**What to do**
Repeat every line of the data exactly, but not the pictures.

**Task data**
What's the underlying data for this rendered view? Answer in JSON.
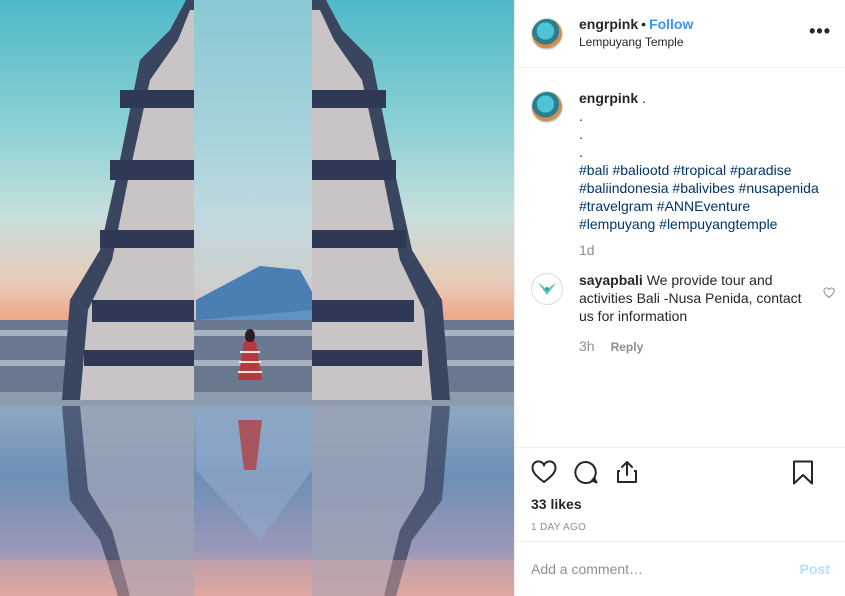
{
  "post": {
    "username": "engrpink",
    "separator": "•",
    "follow_label": "Follow",
    "location": "Lempuyang Temple",
    "more_label": "•••"
  },
  "caption": {
    "username": "engrpink",
    "lines": [
      " .",
      ".",
      ".",
      "."
    ],
    "hashtags": "#bali #baliootd #tropical #paradise #baliindonesia #balivibes #nusapenida #travelgram #ANNEventure #lempuyang #lempuyangtemple",
    "time": "1d"
  },
  "comment": {
    "username": "sayapbali",
    "text": "We provide tour and activities Bali -Nusa Penida, contact us for information",
    "time": "3h",
    "reply_label": "Reply"
  },
  "actions": {
    "likes": "33 likes",
    "time_ago": "1 DAY AGO"
  },
  "add_comment": {
    "placeholder": "Add a comment…",
    "post_label": "Post"
  }
}
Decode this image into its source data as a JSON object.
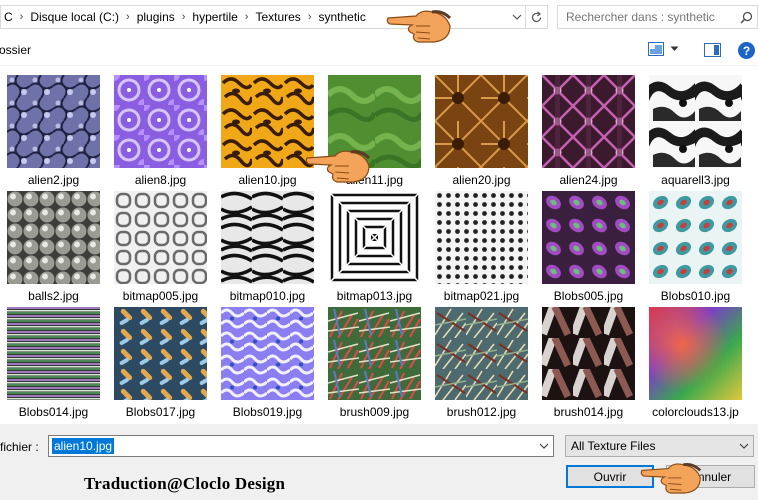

**The completed task**
What's the underlying data for this rendered view? Answer in JSON.
{
  "post": {
    "username": "engrpink",
    "separator": "•",
    "follow_label": "Follow",
    "location": "Lempuyang Temple",
    "more_label": "•••"
  },
  "caption": {
    "username": "engrpink",
    "lines": [
      " .",
      ".",
      ".",
      "."
    ],
    "hashtags": "#bali #baliootd #tropical #paradise #baliindonesia #balivibes #nusapenida #travelgram #ANNEventure #lempuyang #lempuyangtemple",
    "time": "1d"
  },
  "comment": {
    "username": "sayapbali",
    "text": "We provide tour and activities Bali -Nusa Penida, contact us for information",
    "time": "3h",
    "reply_label": "Reply"
  },
  "actions": {
    "likes": "33 likes",
    "time_ago": "1 DAY AGO"
  },
  "add_comment": {
    "placeholder": "Add a comment…",
    "post_label": "Post"
  }
}
Decode this image into its source data as a JSON object.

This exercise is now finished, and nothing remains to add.